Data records

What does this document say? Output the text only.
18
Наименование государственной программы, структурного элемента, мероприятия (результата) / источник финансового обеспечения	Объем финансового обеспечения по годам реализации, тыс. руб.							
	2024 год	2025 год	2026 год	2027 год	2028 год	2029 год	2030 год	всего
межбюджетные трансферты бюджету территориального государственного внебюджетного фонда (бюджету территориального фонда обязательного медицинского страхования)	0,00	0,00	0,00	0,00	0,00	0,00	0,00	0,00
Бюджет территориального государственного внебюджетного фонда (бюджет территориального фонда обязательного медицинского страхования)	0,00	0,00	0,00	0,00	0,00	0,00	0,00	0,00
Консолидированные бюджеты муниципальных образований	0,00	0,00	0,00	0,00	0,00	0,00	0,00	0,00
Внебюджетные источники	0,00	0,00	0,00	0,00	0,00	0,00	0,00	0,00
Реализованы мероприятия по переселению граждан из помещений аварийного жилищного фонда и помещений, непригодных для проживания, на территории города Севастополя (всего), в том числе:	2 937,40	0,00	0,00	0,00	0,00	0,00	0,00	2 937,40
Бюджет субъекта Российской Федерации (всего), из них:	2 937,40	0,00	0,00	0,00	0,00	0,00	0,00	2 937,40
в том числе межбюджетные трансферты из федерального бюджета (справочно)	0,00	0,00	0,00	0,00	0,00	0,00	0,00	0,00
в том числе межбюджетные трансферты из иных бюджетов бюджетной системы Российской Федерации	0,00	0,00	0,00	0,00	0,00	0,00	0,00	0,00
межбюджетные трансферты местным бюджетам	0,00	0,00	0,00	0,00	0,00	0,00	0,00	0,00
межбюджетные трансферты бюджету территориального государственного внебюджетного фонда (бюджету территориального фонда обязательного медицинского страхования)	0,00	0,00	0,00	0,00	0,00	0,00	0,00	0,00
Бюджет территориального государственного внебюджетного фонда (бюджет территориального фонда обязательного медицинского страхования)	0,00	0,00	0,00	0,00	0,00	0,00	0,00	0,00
--
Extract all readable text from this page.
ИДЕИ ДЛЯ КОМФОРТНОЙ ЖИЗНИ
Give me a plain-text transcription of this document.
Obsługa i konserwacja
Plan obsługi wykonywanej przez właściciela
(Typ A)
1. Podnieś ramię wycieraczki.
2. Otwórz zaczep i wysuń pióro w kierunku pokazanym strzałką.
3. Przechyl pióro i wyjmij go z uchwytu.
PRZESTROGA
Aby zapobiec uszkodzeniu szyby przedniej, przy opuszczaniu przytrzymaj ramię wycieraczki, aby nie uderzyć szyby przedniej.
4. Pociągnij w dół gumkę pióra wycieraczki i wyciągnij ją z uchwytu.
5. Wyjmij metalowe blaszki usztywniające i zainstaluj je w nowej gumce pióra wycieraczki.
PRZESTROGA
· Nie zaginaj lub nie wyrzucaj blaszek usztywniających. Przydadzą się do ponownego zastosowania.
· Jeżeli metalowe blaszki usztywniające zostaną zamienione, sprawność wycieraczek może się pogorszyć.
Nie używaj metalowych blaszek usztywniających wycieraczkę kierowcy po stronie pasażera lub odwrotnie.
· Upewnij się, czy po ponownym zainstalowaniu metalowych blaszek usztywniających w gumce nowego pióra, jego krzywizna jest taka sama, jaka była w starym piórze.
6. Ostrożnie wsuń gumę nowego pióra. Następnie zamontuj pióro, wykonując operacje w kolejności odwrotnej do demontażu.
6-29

| WHAT IS NEEDED |
Using the listing above, gather each line that holds the string "text" and copy it.

| THE SOLUTION |
What does this document say? Output the text only.
Extract all readable text from this page.
Give me a plain-text transcription of this document.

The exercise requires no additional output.